Material supplied:

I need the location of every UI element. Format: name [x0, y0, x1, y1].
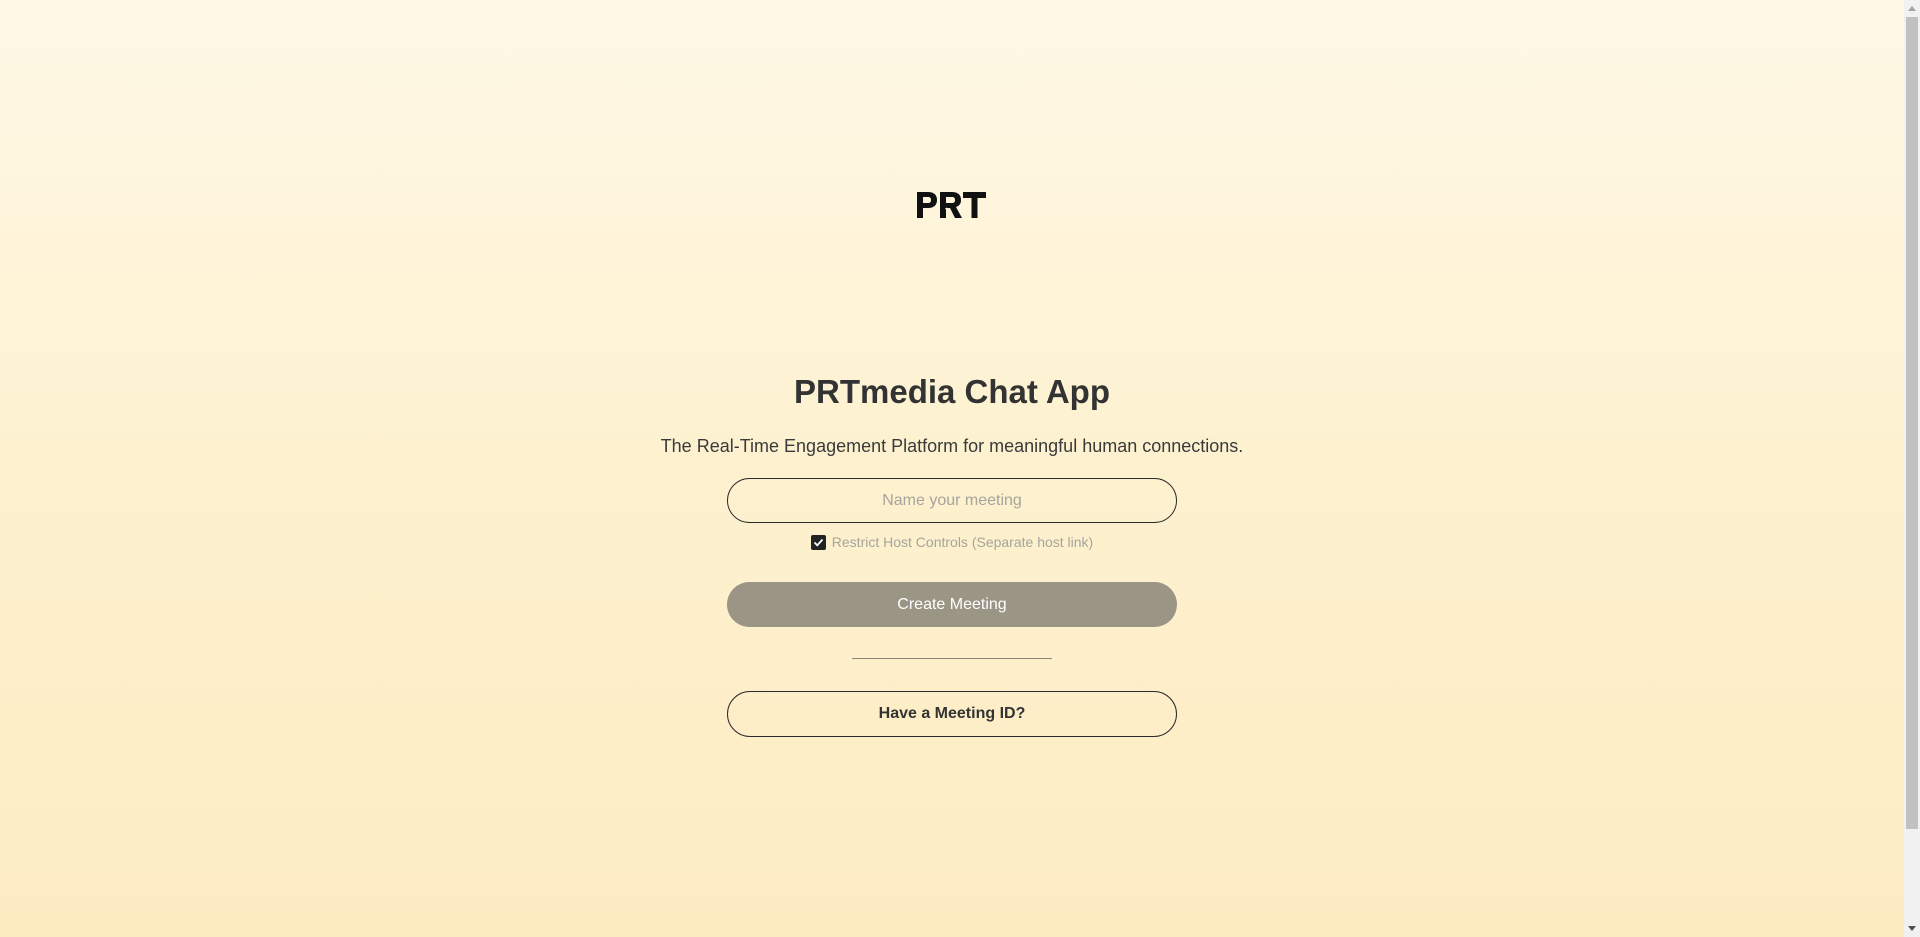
- scroll-up-arrow-icon[interactable]: [1908, 6, 1916, 11]
- page-title: PRTmedia Chat App: [794, 373, 1110, 410]
- have-meeting-id-button[interactable]: Have a Meeting ID?: [727, 691, 1177, 737]
- restrict-host-checkbox[interactable]: [810, 534, 826, 550]
- scroll-down-arrow-icon[interactable]: [1908, 926, 1916, 931]
- prt-logo: [917, 192, 986, 219]
- page-background: PRTmedia Chat App The Real-Time Engageme…: [0, 0, 1904, 937]
- vertical-scrollbar[interactable]: [1904, 0, 1920, 937]
- restrict-host-controls-row: Restrict Host Controls (Separate host li…: [0, 532, 1904, 552]
- restrict-host-label: Restrict Host Controls (Separate host li…: [831, 534, 1094, 550]
- meeting-name-input[interactable]: [727, 478, 1177, 523]
- create-meeting-button[interactable]: Create Meeting: [727, 582, 1177, 627]
- page-subtitle: The Real-Time Engagement Platform for me…: [660, 436, 1244, 456]
- scrollbar-thumb[interactable]: [1906, 17, 1918, 829]
- divider: [852, 658, 1052, 659]
- checkmark-icon: [813, 538, 823, 547]
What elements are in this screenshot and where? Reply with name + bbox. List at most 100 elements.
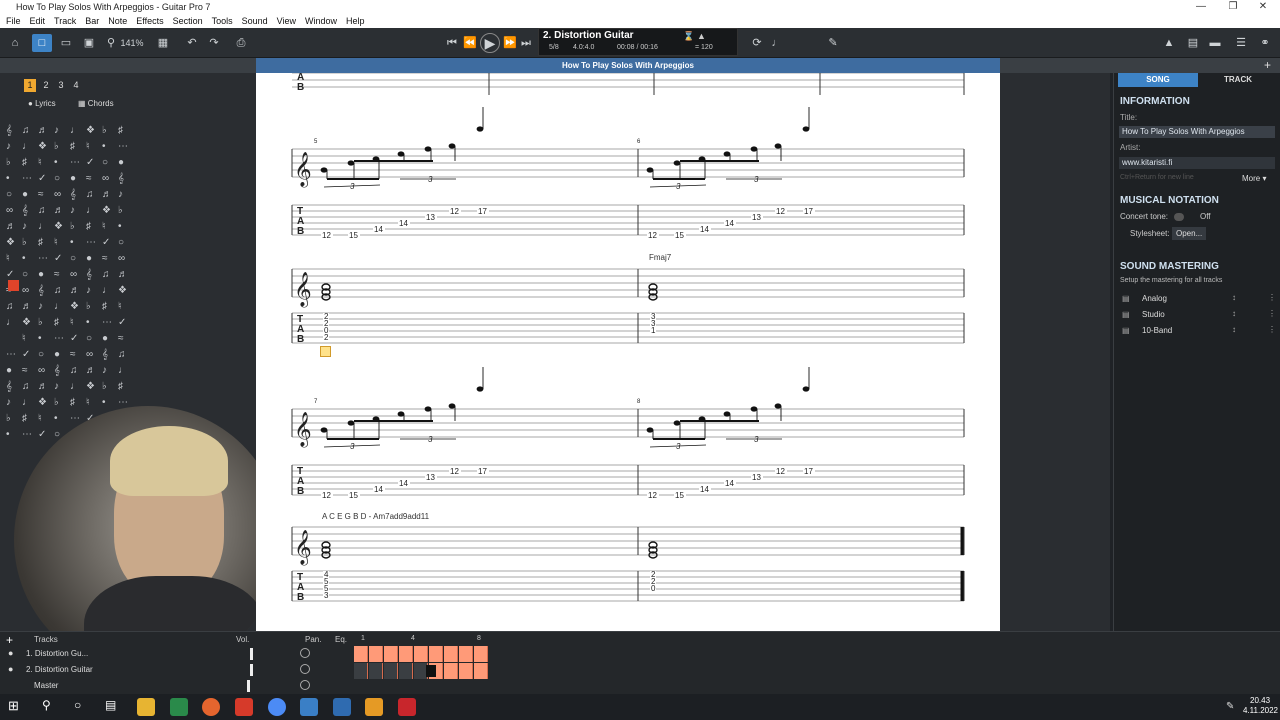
palette-tool-icon[interactable]: ♭	[102, 125, 107, 136]
skip-end-icon[interactable]: ⏭	[518, 34, 534, 52]
voice-2-button[interactable]: 2	[40, 79, 52, 92]
palette-tool-icon[interactable]: ≈	[118, 333, 124, 344]
palette-tool-icon[interactable]: ⋯	[118, 141, 128, 152]
palette-tool-icon[interactable]: ✓	[54, 253, 62, 264]
acrobat-icon[interactable]	[398, 698, 416, 716]
master-pan-knob[interactable]	[300, 680, 310, 690]
record-color-swatch[interactable]	[8, 280, 19, 291]
effect-menu-icon[interactable]: ⋮	[1268, 325, 1276, 334]
palette-tool-icon[interactable]: ♩	[6, 317, 16, 328]
palette-tool-icon[interactable]: ♮	[86, 141, 90, 152]
palette-tool-icon[interactable]: ●	[22, 189, 28, 200]
palette-tool-icon[interactable]: ♯	[38, 237, 43, 248]
voice-4-button[interactable]: 4	[70, 79, 82, 92]
effect-select-icon[interactable]: ↕	[1232, 309, 1236, 318]
virtual-keyboard-icon[interactable]: ▬	[1206, 34, 1224, 52]
palette-tool-icon[interactable]: •	[86, 317, 90, 328]
palette-tool-icon[interactable]: ♬	[22, 301, 32, 312]
chrome-icon[interactable]	[268, 698, 286, 716]
chord-label-am7[interactable]: A C E G B D - Am7add9add11	[322, 512, 429, 521]
palette-tool-icon[interactable]: ❖	[38, 397, 47, 408]
palette-tool-icon[interactable]: ✓	[118, 317, 126, 328]
palette-tool-icon[interactable]: ♯	[70, 397, 75, 408]
palette-tool-icon[interactable]: ●	[70, 173, 76, 184]
palette-tool-icon[interactable]: ♯	[102, 301, 107, 312]
palette-tool-icon[interactable]: ♬	[6, 221, 16, 232]
palette-tool-icon[interactable]: ⋯	[118, 397, 128, 408]
bar-cell[interactable]	[369, 646, 383, 662]
palette-tool-icon[interactable]: ♩	[54, 301, 64, 312]
close-button[interactable]: ✕	[1248, 0, 1278, 14]
palette-tool-icon[interactable]: ♭	[38, 317, 43, 328]
restore-button[interactable]: ❐	[1218, 0, 1248, 14]
palette-tool-icon[interactable]: 𝄞	[102, 349, 108, 360]
palette-tool-icon[interactable]: ♭	[6, 413, 11, 424]
mastering-row-studio[interactable]: ▤ Studio ↕ ⋮	[1120, 309, 1276, 323]
palette-tool-icon[interactable]: ♩	[22, 141, 32, 152]
palette-tool-icon[interactable]: ≈	[86, 173, 92, 184]
palette-tool-icon[interactable]: ♯	[22, 413, 27, 424]
palette-tool-icon[interactable]: ♬	[86, 365, 96, 376]
palette-tool-icon[interactable]: ✓	[70, 333, 78, 344]
palette-tool-icon[interactable]: •	[70, 237, 74, 248]
document-tab[interactable]: How To Play Solos With Arpeggios	[256, 58, 1000, 73]
palette-tool-icon[interactable]: ♩	[22, 397, 32, 408]
pick-icon[interactable]: ✎	[826, 34, 840, 52]
palette-tool-icon[interactable]: ♩	[70, 125, 80, 136]
vlc-icon[interactable]	[365, 698, 383, 716]
palette-tool-icon[interactable]: 𝄞	[54, 365, 60, 376]
layout-select-icon[interactable]: ▦	[150, 34, 176, 52]
palette-tool-icon[interactable]: •	[22, 253, 26, 264]
palette-tool-icon[interactable]: ❖	[70, 301, 79, 312]
menu-section[interactable]: Section	[173, 14, 203, 28]
fretboard-icon[interactable]: ☰	[1232, 34, 1250, 52]
palette-tool-icon[interactable]: ♪	[70, 205, 75, 216]
mastering-row-10band[interactable]: ▤ 10-Band ↕ ⋮	[1120, 325, 1276, 339]
horizontal-view-icon[interactable]: ▭	[56, 34, 76, 52]
palette-tool-icon[interactable]: ∞	[118, 253, 125, 264]
palette-tool-icon[interactable]: ∞	[86, 349, 93, 360]
palette-tool-icon[interactable]: ●	[102, 333, 108, 344]
menu-sound[interactable]: Sound	[242, 14, 268, 28]
palette-tool-icon[interactable]: •	[38, 333, 42, 344]
lcd-track-name[interactable]: 2. Distortion Guitar	[543, 30, 634, 41]
palette-tool-icon[interactable]: ♮	[22, 333, 26, 344]
palette-tool-icon[interactable]: ♯	[118, 381, 123, 392]
menu-window[interactable]: Window	[305, 14, 337, 28]
palette-tool-icon[interactable]: ❖	[86, 381, 95, 392]
filezilla-icon[interactable]	[235, 698, 253, 716]
tuner-icon[interactable]: ⚭	[1256, 34, 1274, 52]
palette-tool-icon[interactable]: ⋯	[70, 157, 80, 168]
palette-tool-icon[interactable]: ❖	[54, 221, 63, 232]
palette-tool-icon[interactable]: ♩	[38, 221, 48, 232]
guitar-pro-icon[interactable]	[300, 698, 318, 716]
undo-icon[interactable]: ↶	[184, 34, 200, 52]
effect-menu-icon[interactable]: ⋮	[1268, 309, 1276, 318]
menu-note[interactable]: Note	[108, 14, 127, 28]
palette-tool-icon[interactable]: ❖	[86, 125, 95, 136]
menu-help[interactable]: Help	[346, 14, 365, 28]
palette-tool-icon[interactable]: ♪	[22, 221, 27, 232]
palette-tool-icon[interactable]: ♮	[102, 221, 106, 232]
palette-tool-icon[interactable]: ♬	[70, 285, 80, 296]
bar-cell[interactable]	[384, 663, 398, 679]
palette-tool-icon[interactable]: 𝄞	[86, 269, 92, 280]
lcd-metronome-icon[interactable]: ⌛	[683, 31, 694, 42]
palette-tool-icon[interactable]: •	[6, 429, 10, 440]
lcd-tuning-icon[interactable]: ▲	[697, 31, 706, 41]
palette-tool-icon[interactable]: ♮	[70, 317, 74, 328]
palette-tool-icon[interactable]: ♭	[70, 221, 75, 232]
concert-tone-toggle[interactable]	[1174, 213, 1184, 221]
palette-tool-icon[interactable]: ○	[102, 157, 108, 168]
minimize-button[interactable]: —	[1186, 0, 1216, 14]
palette-tool-icon[interactable]: ≈	[70, 349, 76, 360]
task-view-icon[interactable]: ▤	[105, 698, 116, 712]
forward-icon[interactable]: ⏩	[502, 34, 518, 52]
palette-tool-icon[interactable]: •	[102, 141, 106, 152]
palette-tool-icon[interactable]: ♫	[22, 381, 30, 392]
screen-view-icon[interactable]: ▣	[80, 34, 98, 52]
menu-bar-item[interactable]: Bar	[85, 14, 99, 28]
palette-tool-icon[interactable]: ○	[6, 189, 12, 200]
palette-tool-icon[interactable]: ⋯	[22, 429, 32, 440]
palette-tool-icon[interactable]: ♬	[38, 381, 48, 392]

Exercise prompt: Can you print, with no changes, the items from the line containing "125, 107, 136]" up to and including the line containing "317, 16, 328]"?

Task answer:
palette-tool-icon[interactable]: ♭	[102, 125, 107, 136]
skip-end-icon[interactable]: ⏭	[518, 34, 534, 52]
voice-2-button[interactable]: 2	[40, 79, 52, 92]
palette-tool-icon[interactable]: ≈	[118, 333, 124, 344]
palette-tool-icon[interactable]: ⋯	[118, 141, 128, 152]
palette-tool-icon[interactable]: ✓	[54, 253, 62, 264]
acrobat-icon[interactable]	[398, 698, 416, 716]
master-pan-knob[interactable]	[300, 680, 310, 690]
record-color-swatch[interactable]	[8, 280, 19, 291]
effect-menu-icon[interactable]: ⋮	[1268, 325, 1276, 334]
palette-tool-icon[interactable]: ♩	[6, 317, 16, 328]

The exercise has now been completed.